§ Task details:
Restate, word for word, all of the material shown below.

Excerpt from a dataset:
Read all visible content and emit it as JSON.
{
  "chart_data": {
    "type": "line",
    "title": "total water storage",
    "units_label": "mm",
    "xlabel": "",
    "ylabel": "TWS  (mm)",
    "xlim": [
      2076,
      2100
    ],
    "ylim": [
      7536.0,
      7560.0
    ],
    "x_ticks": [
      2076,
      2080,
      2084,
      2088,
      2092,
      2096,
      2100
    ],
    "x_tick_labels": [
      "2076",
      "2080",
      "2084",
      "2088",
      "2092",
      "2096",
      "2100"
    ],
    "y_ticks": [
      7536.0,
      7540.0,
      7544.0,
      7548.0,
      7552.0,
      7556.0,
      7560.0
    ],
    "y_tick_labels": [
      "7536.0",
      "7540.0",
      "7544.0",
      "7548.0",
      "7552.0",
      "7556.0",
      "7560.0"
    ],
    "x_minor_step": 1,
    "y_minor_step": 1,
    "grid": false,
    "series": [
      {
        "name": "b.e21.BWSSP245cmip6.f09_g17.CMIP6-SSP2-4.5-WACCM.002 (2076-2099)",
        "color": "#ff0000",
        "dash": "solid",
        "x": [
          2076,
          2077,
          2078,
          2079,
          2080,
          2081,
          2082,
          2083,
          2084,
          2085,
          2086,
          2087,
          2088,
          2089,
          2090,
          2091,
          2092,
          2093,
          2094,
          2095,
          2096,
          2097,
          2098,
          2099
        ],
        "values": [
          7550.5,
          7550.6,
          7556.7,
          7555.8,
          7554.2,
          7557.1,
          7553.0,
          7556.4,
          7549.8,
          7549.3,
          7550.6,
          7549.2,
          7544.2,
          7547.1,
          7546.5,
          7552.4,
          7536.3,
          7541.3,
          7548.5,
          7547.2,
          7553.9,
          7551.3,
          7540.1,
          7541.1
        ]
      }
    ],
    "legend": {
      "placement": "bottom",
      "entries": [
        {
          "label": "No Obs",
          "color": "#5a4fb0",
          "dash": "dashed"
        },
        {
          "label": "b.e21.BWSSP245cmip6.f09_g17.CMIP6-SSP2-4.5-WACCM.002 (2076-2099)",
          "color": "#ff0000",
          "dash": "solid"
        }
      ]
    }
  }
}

§ Written answer:
Read all visible content and emit it as JSON.
{
  "chart_data": {
    "type": "line",
    "title": "total water storage",
    "units_label": "mm",
    "xlabel": "",
    "ylabel": "TWS  (mm)",
    "xlim": [
      2076,
      2100
    ],
    "ylim": [
      7536.0,
      7560.0
    ],
    "x_ticks": [
      2076,
      2080,
      2084,
      2088,
      2092,
      2096,
      2100
    ],
    "x_tick_labels": [
      "2076",
      "2080",
      "2084",
      "2088",
      "2092",
      "2096",
      "2100"
    ],
    "y_ticks": [
      7536.0,
      7540.0,
      7544.0,
      7548.0,
      7552.0,
      7556.0,
      7560.0
    ],
    "y_tick_labels": [
      "7536.0",
      "7540.0",
      "7544.0",
      "7548.0",
      "7552.0",
      "7556.0",
      "7560.0"
    ],
    "x_minor_step": 1,
    "y_minor_step": 1,
    "grid": false,
    "series": [
      {
        "name": "b.e21.BWSSP245cmip6.f09_g17.CMIP6-SSP2-4.5-WACCM.002 (2076-2099)",
        "color": "#ff0000",
        "dash": "solid",
        "x": [
          2076,
          2077,
          2078,
          2079,
          2080,
          2081,
          2082,
          2083,
          2084,
          2085,
          2086,
          2087,
          2088,
          2089,
          2090,
          2091,
          2092,
          2093,
          2094,
          2095,
          2096,
          2097,
          2098,
          2099
        ],
        "values": [
          7550.5,
          7550.6,
          7556.7,
          7555.8,
          7554.2,
          7557.1,
          7553.0,
          7556.4,
          7549.8,
          7549.3,
          7550.6,
          7549.2,
          7544.2,
          7547.1,
          7546.5,
          7552.4,
          7536.3,
          7541.3,
          7548.5,
          7547.2,
          7553.9,
          7551.3,
          7540.1,
          7541.1
        ]
      }
    ],
    "legend": {
      "placement": "bottom",
      "entries": [
        {
          "label": "No Obs",
          "color": "#5a4fb0",
          "dash": "dashed"
        },
        {
          "label": "b.e21.BWSSP245cmip6.f09_g17.CMIP6-SSP2-4.5-WACCM.002 (2076-2099)",
          "color": "#ff0000",
          "dash": "solid"
        }
      ]
    }
  }
}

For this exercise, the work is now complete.